__Exercise goal__
Please quote every line word for word.

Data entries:
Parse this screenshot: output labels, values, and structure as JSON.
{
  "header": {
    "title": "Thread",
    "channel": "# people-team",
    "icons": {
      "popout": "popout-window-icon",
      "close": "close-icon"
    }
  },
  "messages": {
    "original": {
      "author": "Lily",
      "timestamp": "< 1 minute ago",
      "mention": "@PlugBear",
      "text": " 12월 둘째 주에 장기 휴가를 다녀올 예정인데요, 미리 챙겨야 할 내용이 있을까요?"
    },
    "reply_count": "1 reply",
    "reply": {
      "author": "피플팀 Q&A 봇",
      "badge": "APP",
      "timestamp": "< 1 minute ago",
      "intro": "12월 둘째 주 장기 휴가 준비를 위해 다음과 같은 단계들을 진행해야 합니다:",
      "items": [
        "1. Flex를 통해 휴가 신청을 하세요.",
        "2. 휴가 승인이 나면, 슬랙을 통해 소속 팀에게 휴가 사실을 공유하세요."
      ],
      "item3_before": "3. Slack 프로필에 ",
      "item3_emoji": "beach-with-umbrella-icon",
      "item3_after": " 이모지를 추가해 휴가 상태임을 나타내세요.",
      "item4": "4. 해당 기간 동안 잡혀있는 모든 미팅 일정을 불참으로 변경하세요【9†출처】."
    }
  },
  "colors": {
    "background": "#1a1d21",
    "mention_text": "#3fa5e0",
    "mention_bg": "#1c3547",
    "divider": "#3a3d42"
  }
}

__Task result__
Parse this screenshot: output labels, values, and structure as JSON.
{
  "header": {
    "title": "Thread",
    "channel": "# people-team",
    "icons": {
      "popout": "popout-window-icon",
      "close": "close-icon"
    }
  },
  "messages": {
    "original": {
      "author": "Lily",
      "timestamp": "< 1 minute ago",
      "mention": "@PlugBear",
      "text": " 12월 둘째 주에 장기 휴가를 다녀올 예정인데요, 미리 챙겨야 할 내용이 있을까요?"
    },
    "reply_count": "1 reply",
    "reply": {
      "author": "피플팀 Q&A 봇",
      "badge": "APP",
      "timestamp": "< 1 minute ago",
      "intro": "12월 둘째 주 장기 휴가 준비를 위해 다음과 같은 단계들을 진행해야 합니다:",
      "items": [
        "1. Flex를 통해 휴가 신청을 하세요.",
        "2. 휴가 승인이 나면, 슬랙을 통해 소속 팀에게 휴가 사실을 공유하세요."
      ],
      "item3_before": "3. Slack 프로필에 ",
      "item3_emoji": "beach-with-umbrella-icon",
      "item3_after": " 이모지를 추가해 휴가 상태임을 나타내세요.",
      "item4": "4. 해당 기간 동안 잡혀있는 모든 미팅 일정을 불참으로 변경하세요【9†출처】."
    }
  },
  "colors": {
    "background": "#1a1d21",
    "mention_text": "#3fa5e0",
    "mention_bg": "#1c3547",
    "divider": "#3a3d42"
  }
}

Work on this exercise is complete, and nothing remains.